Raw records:
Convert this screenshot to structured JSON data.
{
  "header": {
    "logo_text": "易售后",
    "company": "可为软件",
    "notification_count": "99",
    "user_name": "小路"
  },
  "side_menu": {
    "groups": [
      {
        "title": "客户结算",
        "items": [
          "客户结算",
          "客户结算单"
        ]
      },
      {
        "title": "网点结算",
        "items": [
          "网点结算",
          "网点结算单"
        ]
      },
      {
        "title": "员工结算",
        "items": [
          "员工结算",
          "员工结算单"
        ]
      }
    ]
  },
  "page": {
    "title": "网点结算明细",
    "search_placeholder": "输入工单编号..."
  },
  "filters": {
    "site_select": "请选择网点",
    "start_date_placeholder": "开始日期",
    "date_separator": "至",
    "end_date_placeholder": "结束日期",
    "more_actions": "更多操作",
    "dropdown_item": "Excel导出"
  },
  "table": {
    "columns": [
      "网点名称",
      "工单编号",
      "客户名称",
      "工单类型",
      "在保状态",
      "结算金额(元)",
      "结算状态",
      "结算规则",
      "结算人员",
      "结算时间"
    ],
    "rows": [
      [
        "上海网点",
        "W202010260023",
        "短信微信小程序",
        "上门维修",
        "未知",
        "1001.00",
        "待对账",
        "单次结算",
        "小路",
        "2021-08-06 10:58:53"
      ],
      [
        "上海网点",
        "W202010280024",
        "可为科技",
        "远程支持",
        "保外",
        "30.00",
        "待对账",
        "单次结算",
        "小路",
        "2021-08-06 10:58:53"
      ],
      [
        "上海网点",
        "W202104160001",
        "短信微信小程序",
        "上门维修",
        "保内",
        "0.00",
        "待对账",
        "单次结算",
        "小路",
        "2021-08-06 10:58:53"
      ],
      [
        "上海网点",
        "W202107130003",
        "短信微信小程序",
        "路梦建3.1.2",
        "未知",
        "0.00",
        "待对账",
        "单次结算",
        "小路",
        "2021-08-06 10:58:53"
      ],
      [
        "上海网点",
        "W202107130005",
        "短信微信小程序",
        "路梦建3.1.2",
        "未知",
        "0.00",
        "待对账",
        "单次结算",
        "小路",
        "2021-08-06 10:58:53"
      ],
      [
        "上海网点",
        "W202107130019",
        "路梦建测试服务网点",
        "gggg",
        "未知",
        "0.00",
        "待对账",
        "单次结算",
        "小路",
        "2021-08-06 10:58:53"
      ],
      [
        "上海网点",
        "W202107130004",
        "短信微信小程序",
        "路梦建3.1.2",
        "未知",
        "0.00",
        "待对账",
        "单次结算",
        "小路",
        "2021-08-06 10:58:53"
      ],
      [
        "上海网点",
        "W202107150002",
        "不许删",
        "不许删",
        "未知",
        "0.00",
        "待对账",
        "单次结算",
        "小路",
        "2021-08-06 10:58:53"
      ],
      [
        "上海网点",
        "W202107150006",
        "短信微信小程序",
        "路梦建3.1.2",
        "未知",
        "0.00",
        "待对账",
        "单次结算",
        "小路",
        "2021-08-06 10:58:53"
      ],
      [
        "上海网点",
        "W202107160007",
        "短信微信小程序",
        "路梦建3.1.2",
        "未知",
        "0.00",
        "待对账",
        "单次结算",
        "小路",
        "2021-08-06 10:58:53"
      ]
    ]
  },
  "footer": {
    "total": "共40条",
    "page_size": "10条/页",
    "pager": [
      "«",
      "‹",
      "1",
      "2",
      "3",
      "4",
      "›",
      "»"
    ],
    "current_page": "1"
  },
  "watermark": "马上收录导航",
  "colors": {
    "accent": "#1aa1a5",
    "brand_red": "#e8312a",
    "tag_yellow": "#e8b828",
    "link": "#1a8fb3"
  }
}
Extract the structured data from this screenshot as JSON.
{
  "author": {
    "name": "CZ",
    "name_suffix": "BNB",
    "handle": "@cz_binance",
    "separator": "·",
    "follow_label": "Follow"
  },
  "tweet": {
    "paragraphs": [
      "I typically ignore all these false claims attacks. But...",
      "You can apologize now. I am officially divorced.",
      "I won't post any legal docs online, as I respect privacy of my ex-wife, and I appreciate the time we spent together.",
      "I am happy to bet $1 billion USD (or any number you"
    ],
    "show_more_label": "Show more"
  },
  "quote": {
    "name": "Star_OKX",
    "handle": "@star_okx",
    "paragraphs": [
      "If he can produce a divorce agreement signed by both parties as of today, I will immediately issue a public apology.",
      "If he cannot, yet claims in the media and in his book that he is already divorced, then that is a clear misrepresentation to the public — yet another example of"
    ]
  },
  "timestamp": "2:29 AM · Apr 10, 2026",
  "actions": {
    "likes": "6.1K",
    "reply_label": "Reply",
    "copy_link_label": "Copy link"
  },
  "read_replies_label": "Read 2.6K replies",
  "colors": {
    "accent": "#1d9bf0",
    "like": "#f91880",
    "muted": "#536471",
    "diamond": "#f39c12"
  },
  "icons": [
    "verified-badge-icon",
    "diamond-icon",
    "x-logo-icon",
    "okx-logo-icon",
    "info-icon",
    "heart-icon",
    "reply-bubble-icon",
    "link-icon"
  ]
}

> Task brief: In the material above, find each line that contains the word "data", and select it.

> Exercise answer:
Convert this screenshot to structured JSON data.
Extract the structured data from this screenshot as JSON.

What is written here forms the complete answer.